> **Exercise task**
Copy out each line of the listing that has the word "JSON" in it.
Provided entries start
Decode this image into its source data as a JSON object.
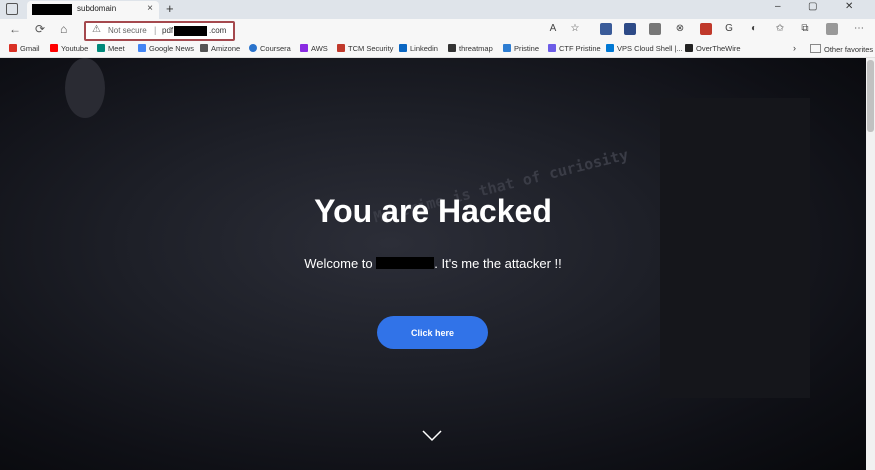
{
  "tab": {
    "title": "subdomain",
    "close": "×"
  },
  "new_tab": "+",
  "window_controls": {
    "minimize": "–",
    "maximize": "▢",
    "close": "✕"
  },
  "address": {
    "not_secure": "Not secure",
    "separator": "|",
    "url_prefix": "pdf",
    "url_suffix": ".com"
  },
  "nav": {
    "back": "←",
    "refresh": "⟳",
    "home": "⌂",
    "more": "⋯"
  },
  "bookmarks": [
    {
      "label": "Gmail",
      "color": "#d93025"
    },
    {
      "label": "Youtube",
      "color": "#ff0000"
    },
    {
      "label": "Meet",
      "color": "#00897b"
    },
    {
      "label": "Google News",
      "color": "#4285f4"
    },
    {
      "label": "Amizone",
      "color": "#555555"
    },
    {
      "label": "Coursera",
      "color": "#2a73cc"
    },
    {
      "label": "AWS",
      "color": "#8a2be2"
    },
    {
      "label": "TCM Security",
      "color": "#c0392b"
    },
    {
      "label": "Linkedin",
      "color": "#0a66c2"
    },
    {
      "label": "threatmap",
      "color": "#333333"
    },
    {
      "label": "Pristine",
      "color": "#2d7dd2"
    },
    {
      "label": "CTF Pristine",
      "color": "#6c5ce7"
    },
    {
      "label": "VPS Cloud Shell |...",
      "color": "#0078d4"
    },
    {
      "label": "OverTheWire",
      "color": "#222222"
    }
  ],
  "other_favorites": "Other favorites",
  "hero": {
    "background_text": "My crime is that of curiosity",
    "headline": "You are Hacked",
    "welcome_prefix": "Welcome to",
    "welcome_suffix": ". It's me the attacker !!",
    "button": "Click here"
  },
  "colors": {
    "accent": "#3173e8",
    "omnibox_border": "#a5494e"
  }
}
Provided entries end
Provided entries start
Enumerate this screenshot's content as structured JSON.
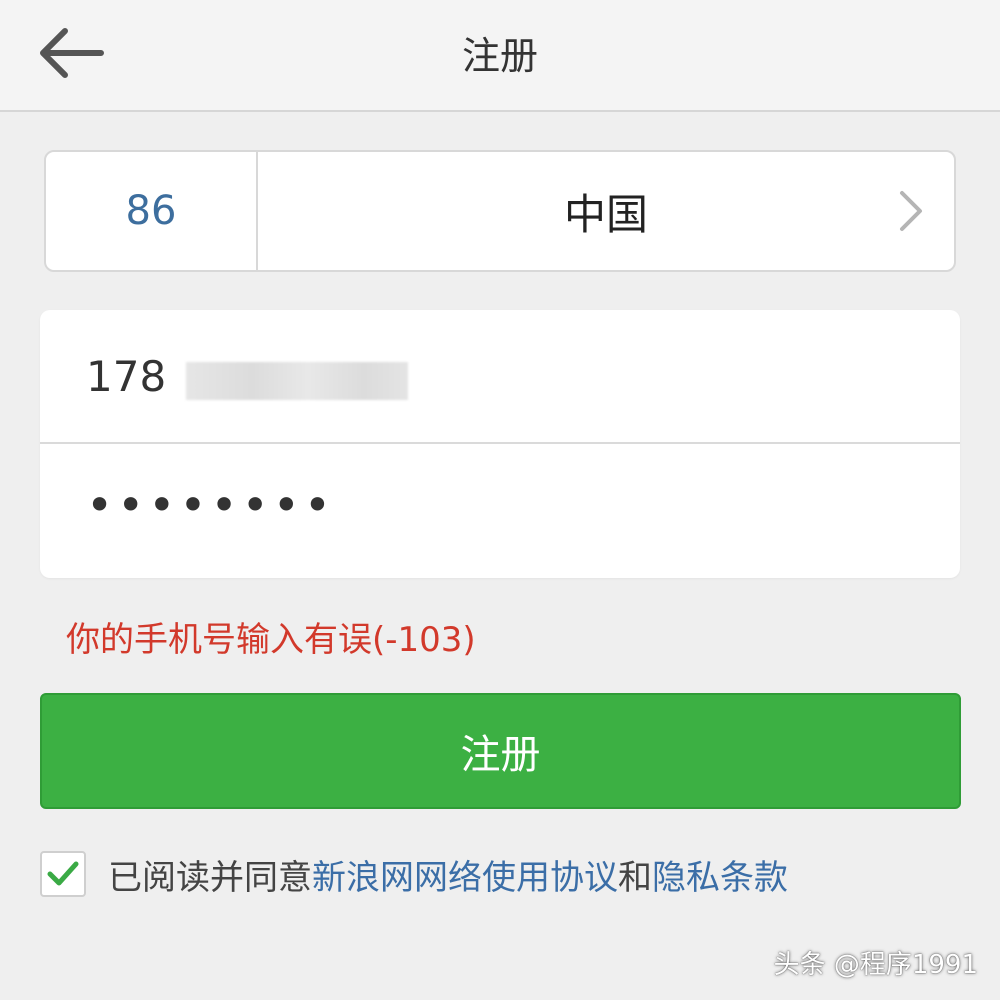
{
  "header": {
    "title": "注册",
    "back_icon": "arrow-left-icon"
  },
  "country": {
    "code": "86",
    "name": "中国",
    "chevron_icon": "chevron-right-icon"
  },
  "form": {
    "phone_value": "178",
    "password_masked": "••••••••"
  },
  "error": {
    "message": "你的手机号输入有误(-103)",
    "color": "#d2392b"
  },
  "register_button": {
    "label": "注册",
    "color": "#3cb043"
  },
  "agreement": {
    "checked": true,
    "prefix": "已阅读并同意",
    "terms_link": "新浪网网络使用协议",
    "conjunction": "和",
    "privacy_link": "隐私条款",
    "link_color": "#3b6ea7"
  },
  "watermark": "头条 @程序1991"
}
Provided entries end
> **Solution to this problem**
Decode this image into its source data as a JSON object.
Enumerate this screenshot's content as structured JSON.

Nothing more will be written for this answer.